> _TASK REQUIREMENTS_: Set down the material once more, exactly as it appears.

> _Saved data entries_:

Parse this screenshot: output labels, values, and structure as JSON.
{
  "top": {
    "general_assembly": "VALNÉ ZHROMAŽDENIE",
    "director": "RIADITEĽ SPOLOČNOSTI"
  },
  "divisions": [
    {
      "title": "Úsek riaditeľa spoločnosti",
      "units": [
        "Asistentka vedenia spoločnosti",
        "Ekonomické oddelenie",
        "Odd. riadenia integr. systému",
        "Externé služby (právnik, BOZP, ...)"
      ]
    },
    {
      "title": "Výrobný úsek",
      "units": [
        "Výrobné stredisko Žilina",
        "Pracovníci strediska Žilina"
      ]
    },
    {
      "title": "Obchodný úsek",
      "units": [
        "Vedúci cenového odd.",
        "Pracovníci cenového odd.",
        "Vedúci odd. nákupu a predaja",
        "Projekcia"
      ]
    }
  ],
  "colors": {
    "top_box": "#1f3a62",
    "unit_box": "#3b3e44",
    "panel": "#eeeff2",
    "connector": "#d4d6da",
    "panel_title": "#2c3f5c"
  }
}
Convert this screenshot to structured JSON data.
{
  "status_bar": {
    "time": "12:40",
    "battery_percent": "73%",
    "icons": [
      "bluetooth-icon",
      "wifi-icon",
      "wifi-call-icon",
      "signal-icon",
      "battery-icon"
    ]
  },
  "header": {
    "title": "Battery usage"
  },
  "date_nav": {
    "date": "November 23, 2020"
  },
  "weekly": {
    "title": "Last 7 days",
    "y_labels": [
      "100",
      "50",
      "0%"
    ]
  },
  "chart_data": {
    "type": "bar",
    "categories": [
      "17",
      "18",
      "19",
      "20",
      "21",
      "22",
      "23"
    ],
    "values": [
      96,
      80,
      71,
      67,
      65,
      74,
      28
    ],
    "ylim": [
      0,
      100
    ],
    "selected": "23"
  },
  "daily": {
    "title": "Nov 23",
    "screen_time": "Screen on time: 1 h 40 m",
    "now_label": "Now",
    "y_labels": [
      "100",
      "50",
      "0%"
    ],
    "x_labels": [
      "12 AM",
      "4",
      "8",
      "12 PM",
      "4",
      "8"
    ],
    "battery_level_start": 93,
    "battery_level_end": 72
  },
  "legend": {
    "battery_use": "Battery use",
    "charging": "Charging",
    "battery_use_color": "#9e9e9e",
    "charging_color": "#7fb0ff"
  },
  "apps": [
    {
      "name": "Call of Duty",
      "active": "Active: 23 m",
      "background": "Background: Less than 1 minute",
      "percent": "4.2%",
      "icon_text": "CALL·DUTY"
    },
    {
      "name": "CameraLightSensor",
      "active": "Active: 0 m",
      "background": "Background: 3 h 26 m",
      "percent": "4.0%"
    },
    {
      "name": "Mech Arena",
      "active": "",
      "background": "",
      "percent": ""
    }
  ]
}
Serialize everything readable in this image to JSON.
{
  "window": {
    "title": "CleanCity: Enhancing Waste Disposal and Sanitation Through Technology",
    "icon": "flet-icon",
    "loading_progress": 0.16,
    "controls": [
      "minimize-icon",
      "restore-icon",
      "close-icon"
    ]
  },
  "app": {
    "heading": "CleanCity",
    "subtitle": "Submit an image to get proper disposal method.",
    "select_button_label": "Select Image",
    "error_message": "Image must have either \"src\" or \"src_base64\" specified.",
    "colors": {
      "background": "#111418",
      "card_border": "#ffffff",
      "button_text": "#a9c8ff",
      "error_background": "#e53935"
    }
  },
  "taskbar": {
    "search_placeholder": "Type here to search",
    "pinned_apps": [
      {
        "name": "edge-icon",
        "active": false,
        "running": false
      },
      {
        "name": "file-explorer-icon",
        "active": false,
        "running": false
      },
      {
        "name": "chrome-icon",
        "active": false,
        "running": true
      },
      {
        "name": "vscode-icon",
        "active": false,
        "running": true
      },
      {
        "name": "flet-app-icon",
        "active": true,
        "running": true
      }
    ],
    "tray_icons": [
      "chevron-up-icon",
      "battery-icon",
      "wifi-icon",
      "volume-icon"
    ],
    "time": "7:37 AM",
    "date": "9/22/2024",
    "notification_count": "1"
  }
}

> _COMPLETE OUTPUT_:
Parse this screenshot: output labels, values, and structure as JSON.
{
  "top": {
    "general_assembly": "VALNÉ ZHROMAŽDENIE",
    "director": "RIADITEĽ SPOLOČNOSTI"
  },
  "divisions": [
    {
      "title": "Úsek riaditeľa spoločnosti",
      "units": [
        "Asistentka vedenia spoločnosti",
        "Ekonomické oddelenie",
        "Odd. riadenia integr. systému",
        "Externé služby (právnik, BOZP, ...)"
      ]
    },
    {
      "title": "Výrobný úsek",
      "units": [
        "Výrobné stredisko Žilina",
        "Pracovníci strediska Žilina"
      ]
    },
    {
      "title": "Obchodný úsek",
      "units": [
        "Vedúci cenového odd.",
        "Pracovníci cenového odd.",
        "Vedúci odd. nákupu a predaja",
        "Projekcia"
      ]
    }
  ],
  "colors": {
    "top_box": "#1f3a62",
    "unit_box": "#3b3e44",
    "panel": "#eeeff2",
    "connector": "#d4d6da",
    "panel_title": "#2c3f5c"
  }
}
Convert this screenshot to structured JSON data.
{
  "status_bar": {
    "time": "12:40",
    "battery_percent": "73%",
    "icons": [
      "bluetooth-icon",
      "wifi-icon",
      "wifi-call-icon",
      "signal-icon",
      "battery-icon"
    ]
  },
  "header": {
    "title": "Battery usage"
  },
  "date_nav": {
    "date": "November 23, 2020"
  },
  "weekly": {
    "title": "Last 7 days",
    "y_labels": [
      "100",
      "50",
      "0%"
    ]
  },
  "chart_data": {
    "type": "bar",
    "categories": [
      "17",
      "18",
      "19",
      "20",
      "21",
      "22",
      "23"
    ],
    "values": [
      96,
      80,
      71,
      67,
      65,
      74,
      28
    ],
    "ylim": [
      0,
      100
    ],
    "selected": "23"
  },
  "daily": {
    "title": "Nov 23",
    "screen_time": "Screen on time: 1 h 40 m",
    "now_label": "Now",
    "y_labels": [
      "100",
      "50",
      "0%"
    ],
    "x_labels": [
      "12 AM",
      "4",
      "8",
      "12 PM",
      "4",
      "8"
    ],
    "battery_level_start": 93,
    "battery_level_end": 72
  },
  "legend": {
    "battery_use": "Battery use",
    "charging": "Charging",
    "battery_use_color": "#9e9e9e",
    "charging_color": "#7fb0ff"
  },
  "apps": [
    {
      "name": "Call of Duty",
      "active": "Active: 23 m",
      "background": "Background: Less than 1 minute",
      "percent": "4.2%",
      "icon_text": "CALL·DUTY"
    },
    {
      "name": "CameraLightSensor",
      "active": "Active: 0 m",
      "background": "Background: 3 h 26 m",
      "percent": "4.0%"
    },
    {
      "name": "Mech Arena",
      "active": "",
      "background": "",
      "percent": ""
    }
  ]
}
Serialize everything readable in this image to JSON.
{
  "window": {
    "title": "CleanCity: Enhancing Waste Disposal and Sanitation Through Technology",
    "icon": "flet-icon",
    "loading_progress": 0.16,
    "controls": [
      "minimize-icon",
      "restore-icon",
      "close-icon"
    ]
  },
  "app": {
    "heading": "CleanCity",
    "subtitle": "Submit an image to get proper disposal method.",
    "select_button_label": "Select Image",
    "error_message": "Image must have either \"src\" or \"src_base64\" specified.",
    "colors": {
      "background": "#111418",
      "card_border": "#ffffff",
      "button_text": "#a9c8ff",
      "error_background": "#e53935"
    }
  },
  "taskbar": {
    "search_placeholder": "Type here to search",
    "pinned_apps": [
      {
        "name": "edge-icon",
        "active": false,
        "running": false
      },
      {
        "name": "file-explorer-icon",
        "active": false,
        "running": false
      },
      {
        "name": "chrome-icon",
        "active": false,
        "running": true
      },
      {
        "name": "vscode-icon",
        "active": false,
        "running": true
      },
      {
        "name": "flet-app-icon",
        "active": true,
        "running": true
      }
    ],
    "tray_icons": [
      "chevron-up-icon",
      "battery-icon",
      "wifi-icon",
      "volume-icon"
    ],
    "time": "7:37 AM",
    "date": "9/22/2024",
    "notification_count": "1"
  }
}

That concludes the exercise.